**Exercise:** Filter the records below down to lines containing "name".

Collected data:
_ _ _ _ _

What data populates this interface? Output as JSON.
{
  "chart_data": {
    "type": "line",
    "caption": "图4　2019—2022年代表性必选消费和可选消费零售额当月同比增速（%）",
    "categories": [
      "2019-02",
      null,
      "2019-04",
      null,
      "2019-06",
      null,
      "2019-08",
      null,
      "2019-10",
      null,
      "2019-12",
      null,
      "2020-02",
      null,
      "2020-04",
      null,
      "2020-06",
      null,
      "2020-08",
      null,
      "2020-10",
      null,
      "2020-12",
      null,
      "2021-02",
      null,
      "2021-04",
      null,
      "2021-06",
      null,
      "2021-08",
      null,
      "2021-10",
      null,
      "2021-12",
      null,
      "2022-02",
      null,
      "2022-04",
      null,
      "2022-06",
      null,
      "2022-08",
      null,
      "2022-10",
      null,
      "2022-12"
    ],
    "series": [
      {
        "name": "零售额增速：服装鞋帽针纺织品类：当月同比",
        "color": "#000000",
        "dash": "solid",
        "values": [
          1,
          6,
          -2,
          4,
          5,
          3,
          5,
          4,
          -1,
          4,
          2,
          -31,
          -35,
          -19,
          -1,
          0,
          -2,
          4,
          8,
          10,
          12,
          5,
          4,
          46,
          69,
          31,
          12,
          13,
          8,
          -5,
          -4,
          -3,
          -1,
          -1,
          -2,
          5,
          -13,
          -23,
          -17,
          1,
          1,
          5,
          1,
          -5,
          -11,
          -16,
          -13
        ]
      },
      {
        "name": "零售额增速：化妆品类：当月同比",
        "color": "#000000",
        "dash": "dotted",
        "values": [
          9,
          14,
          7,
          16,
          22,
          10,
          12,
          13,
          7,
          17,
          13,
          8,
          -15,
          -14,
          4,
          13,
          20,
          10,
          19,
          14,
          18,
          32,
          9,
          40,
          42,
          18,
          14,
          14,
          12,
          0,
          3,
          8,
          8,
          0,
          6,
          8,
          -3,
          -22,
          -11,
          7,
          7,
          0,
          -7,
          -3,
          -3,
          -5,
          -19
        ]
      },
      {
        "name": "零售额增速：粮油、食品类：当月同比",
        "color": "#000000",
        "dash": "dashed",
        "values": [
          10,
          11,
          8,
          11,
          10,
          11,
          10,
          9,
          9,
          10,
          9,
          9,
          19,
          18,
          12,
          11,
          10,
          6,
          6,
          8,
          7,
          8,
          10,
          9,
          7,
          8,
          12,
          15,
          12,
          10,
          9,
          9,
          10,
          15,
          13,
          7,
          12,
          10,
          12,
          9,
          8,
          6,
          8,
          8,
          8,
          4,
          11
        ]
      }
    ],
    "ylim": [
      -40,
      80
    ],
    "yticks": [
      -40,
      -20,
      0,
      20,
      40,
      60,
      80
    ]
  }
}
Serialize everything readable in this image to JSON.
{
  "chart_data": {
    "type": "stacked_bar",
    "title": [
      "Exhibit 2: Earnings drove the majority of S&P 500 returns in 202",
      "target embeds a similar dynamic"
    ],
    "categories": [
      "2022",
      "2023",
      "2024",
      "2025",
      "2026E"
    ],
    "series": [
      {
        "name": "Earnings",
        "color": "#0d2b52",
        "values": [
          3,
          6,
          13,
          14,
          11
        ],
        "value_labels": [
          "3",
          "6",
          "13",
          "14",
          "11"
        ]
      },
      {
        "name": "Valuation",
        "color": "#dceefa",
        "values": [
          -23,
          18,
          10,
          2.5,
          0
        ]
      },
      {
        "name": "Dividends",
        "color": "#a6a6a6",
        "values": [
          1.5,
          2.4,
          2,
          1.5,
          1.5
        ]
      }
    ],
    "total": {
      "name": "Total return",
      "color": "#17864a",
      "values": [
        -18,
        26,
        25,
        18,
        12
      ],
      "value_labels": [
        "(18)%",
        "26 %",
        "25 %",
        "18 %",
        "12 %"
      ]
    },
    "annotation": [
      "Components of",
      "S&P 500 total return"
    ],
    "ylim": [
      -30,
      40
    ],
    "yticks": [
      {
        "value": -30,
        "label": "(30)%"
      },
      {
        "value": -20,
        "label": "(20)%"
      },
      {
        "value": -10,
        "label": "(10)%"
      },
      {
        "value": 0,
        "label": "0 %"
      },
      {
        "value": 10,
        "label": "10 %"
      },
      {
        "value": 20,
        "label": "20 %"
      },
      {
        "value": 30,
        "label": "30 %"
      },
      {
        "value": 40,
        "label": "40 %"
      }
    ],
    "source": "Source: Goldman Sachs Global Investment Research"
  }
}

_ _ _ _ _

**Complete response:**
        "name": "零售额增速：服装鞋帽针纺织品类：当月同比",
        "name": "零售额增速：化妆品类：当月同比",
        "name": "零售额增速：粮油、食品类：当月同比",
        "name": "Earnings",
        "name": "Valuation",
        "name": "Dividends",
      "name": "Total return",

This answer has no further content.